# GOAL
Extract each line of the records that contains the string "light", treating uppercase and lowercase letters as different.

- - - - -

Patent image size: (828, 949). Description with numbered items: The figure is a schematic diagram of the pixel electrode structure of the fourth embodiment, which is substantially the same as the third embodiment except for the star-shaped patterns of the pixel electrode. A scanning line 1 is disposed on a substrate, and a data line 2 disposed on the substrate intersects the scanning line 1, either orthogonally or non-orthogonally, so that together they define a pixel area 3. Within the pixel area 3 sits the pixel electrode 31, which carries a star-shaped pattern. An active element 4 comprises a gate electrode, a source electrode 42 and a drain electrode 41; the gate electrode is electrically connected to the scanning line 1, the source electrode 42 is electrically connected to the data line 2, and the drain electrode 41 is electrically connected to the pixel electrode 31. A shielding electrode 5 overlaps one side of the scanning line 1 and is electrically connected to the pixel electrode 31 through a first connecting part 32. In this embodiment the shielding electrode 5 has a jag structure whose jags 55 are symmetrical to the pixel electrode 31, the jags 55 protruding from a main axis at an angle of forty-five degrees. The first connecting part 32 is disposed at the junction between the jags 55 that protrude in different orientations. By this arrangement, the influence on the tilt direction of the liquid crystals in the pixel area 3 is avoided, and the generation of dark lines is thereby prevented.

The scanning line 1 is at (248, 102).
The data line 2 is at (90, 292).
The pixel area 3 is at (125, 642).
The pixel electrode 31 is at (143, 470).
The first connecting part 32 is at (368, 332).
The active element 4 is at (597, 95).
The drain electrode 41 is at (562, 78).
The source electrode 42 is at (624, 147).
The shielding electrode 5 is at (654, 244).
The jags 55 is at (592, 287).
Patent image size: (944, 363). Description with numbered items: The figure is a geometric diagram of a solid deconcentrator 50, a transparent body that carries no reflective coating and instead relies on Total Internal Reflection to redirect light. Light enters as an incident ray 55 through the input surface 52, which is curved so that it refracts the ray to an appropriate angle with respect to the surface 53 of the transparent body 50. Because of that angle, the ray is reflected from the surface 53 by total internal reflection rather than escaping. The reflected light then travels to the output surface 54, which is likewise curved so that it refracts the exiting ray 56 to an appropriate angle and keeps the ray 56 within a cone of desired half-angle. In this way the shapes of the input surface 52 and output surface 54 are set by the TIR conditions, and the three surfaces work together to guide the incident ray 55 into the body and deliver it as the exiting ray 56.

- - - - -

# FULL ANSWER
Patent image size: (944, 363). Description with numbered items: The figure is a geometric diagram of a solid deconcentrator 50, a transparent body that carries no reflective coating and instead relies on Total Internal Reflection to redirect light. Light enters as an incident ray 55 through the input surface 52, which is curved so that it refracts the ray to an appropriate angle with respect to the surface 53 of the transparent body 50. Because of that angle, the ray is reflected from the surface 53 by total internal reflection rather than escaping. The reflected light then travels to the output surface 54, which is likewise curved so that it refracts the exiting ray 56 to an appropriate angle and keeps the ray 56 within a cone of desired half-angle. In this way the shapes of the input surface 52 and output surface 54 are set by the TIR conditions, and the three surfaces work together to guide the incident ray 55 into the body and deliver it as the exiting ray 56.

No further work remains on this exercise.